*THE TASK*
Tell how many lines include the string "current". Answer with a single number.

*GIVEN RECORDS*
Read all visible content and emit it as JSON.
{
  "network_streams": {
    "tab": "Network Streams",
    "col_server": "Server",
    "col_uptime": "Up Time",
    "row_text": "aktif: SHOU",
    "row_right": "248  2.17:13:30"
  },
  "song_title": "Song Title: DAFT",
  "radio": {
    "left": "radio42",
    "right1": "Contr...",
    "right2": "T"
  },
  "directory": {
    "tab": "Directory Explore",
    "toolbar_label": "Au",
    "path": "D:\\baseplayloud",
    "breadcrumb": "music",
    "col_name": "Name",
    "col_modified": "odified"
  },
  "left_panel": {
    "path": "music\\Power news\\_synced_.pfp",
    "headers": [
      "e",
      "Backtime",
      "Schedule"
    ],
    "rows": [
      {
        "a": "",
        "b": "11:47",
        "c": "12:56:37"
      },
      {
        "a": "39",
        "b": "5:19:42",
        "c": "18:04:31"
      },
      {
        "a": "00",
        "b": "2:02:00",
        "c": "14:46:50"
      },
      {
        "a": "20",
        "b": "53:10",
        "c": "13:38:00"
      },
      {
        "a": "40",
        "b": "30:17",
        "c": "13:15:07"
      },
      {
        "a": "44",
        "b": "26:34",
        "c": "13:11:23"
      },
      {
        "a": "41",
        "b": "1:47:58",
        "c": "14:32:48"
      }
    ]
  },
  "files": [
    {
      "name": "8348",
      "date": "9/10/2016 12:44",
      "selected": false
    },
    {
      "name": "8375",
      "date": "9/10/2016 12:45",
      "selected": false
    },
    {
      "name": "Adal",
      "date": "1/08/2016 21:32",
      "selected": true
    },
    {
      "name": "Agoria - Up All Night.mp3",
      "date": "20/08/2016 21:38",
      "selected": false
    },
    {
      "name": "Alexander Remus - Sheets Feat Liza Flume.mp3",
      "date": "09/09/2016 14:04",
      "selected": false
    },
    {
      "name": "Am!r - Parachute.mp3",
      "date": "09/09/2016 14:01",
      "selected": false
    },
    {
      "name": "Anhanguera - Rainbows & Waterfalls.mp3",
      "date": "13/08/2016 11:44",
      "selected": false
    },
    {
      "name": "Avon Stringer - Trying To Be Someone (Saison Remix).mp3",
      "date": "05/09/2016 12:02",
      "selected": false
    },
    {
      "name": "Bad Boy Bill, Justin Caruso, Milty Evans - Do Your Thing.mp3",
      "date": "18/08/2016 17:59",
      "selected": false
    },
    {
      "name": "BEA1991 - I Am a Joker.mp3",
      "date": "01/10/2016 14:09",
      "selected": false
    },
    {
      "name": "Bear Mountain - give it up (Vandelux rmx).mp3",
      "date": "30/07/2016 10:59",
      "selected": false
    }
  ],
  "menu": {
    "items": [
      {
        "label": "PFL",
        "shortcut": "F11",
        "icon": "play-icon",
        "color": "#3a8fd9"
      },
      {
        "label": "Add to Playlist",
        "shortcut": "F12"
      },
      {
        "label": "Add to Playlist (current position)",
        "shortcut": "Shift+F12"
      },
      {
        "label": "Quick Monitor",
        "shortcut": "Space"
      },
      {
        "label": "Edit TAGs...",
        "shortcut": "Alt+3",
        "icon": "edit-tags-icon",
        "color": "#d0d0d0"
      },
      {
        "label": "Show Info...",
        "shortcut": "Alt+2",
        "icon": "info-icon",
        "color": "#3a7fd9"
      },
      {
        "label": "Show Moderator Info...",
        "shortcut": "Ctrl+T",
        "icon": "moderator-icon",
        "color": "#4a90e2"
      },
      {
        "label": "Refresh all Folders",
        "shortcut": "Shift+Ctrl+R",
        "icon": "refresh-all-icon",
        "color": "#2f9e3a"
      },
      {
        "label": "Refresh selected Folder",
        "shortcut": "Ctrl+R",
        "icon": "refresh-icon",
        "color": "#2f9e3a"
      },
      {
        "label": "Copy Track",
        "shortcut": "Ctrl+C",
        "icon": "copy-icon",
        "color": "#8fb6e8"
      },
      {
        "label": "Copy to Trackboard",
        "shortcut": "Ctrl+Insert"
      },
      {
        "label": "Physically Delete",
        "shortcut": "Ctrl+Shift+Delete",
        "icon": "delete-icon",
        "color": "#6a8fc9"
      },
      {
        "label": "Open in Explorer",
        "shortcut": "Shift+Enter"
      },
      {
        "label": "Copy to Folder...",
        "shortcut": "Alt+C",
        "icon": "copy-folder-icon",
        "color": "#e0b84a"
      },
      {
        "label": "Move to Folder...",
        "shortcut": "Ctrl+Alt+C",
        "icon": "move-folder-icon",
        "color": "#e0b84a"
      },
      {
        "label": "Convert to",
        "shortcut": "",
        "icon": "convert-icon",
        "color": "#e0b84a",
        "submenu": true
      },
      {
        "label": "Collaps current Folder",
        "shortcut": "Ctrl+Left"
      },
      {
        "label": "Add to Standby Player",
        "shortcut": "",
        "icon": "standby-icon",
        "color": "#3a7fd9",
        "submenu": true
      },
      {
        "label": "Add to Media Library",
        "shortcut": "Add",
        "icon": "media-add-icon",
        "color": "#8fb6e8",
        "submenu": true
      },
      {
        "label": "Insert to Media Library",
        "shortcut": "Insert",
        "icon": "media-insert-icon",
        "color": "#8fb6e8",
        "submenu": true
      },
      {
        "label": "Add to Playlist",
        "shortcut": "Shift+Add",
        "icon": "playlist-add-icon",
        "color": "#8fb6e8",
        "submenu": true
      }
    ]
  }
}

*THE RESPONSE*
2